Task prompt:
Give every line below again, exactly.

Extracted entries:

..........

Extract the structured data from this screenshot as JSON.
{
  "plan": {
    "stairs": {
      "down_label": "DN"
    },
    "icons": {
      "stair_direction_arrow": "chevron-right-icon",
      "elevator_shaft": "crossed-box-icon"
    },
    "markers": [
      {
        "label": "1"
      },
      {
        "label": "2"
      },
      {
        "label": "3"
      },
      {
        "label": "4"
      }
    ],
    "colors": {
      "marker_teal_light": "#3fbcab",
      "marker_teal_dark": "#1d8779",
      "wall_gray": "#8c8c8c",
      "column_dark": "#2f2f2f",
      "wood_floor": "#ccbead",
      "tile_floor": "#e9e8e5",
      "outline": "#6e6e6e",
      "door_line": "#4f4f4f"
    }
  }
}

..........

Answer to this problem:
Extract the structured data from this screenshot as JSON.
{
  "plan": {
    "stairs": {
      "down_label": "DN"
    },
    "icons": {
      "stair_direction_arrow": "chevron-right-icon",
      "elevator_shaft": "crossed-box-icon"
    },
    "markers": [
      {
        "label": "1"
      },
      {
        "label": "2"
      },
      {
        "label": "3"
      },
      {
        "label": "4"
      }
    ],
    "colors": {
      "marker_teal_light": "#3fbcab",
      "marker_teal_dark": "#1d8779",
      "wall_gray": "#8c8c8c",
      "column_dark": "#2f2f2f",
      "wood_floor": "#ccbead",
      "tile_floor": "#e9e8e5",
      "outline": "#6e6e6e",
      "door_line": "#4f4f4f"
    }
  }
}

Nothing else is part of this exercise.